BEGIN Exercise input

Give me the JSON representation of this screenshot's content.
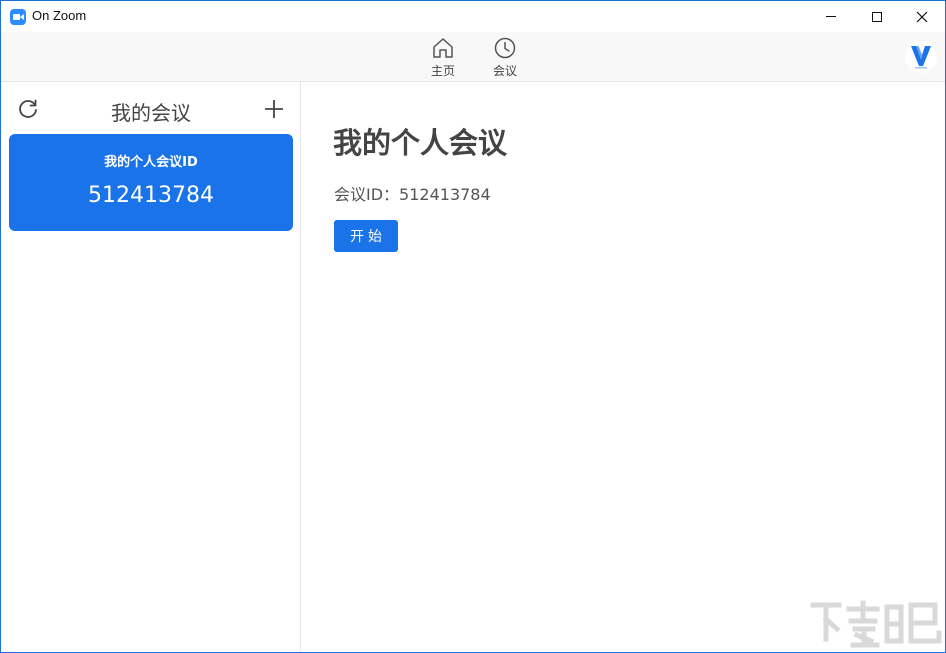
{
  "window": {
    "title": "On Zoom"
  },
  "titlebar": {
    "buttons": [
      {
        "name": "minimize",
        "icon": "minimize-icon"
      },
      {
        "name": "maximize",
        "icon": "maximize-icon"
      },
      {
        "name": "close",
        "icon": "close-icon"
      }
    ]
  },
  "nav": {
    "items": [
      {
        "label": "主页",
        "icon": "home-icon"
      },
      {
        "label": "会议",
        "icon": "clock-icon"
      }
    ],
    "avatar_letter": "V"
  },
  "sidebar": {
    "title": "我的会议",
    "refresh_icon": "refresh-icon",
    "add_icon": "plus-icon",
    "card": {
      "label": "我的个人会议ID",
      "meeting_id": "512413784"
    }
  },
  "detail": {
    "title": "我的个人会议",
    "meeting_id_label": "会议ID：",
    "meeting_id_value": "512413784",
    "start_label": "开始"
  },
  "colors": {
    "accent": "#1a73e8",
    "window_border": "#1e6fd9",
    "toolbar_bg": "#f8f8f8"
  }
}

END Exercise input

Leave the pictures out, and transcribe each of the records exactly.

Give me the JSON representation of this screenshot's content.
{
  "window": {
    "title": "On Zoom"
  },
  "titlebar": {
    "buttons": [
      {
        "name": "minimize",
        "icon": "minimize-icon"
      },
      {
        "name": "maximize",
        "icon": "maximize-icon"
      },
      {
        "name": "close",
        "icon": "close-icon"
      }
    ]
  },
  "nav": {
    "items": [
      {
        "label": "主页",
        "icon": "home-icon"
      },
      {
        "label": "会议",
        "icon": "clock-icon"
      }
    ],
    "avatar_letter": "V"
  },
  "sidebar": {
    "title": "我的会议",
    "refresh_icon": "refresh-icon",
    "add_icon": "plus-icon",
    "card": {
      "label": "我的个人会议ID",
      "meeting_id": "512413784"
    }
  },
  "detail": {
    "title": "我的个人会议",
    "meeting_id_label": "会议ID：",
    "meeting_id_value": "512413784",
    "start_label": "开始"
  },
  "colors": {
    "accent": "#1a73e8",
    "window_border": "#1e6fd9",
    "toolbar_bg": "#f8f8f8"
  }
}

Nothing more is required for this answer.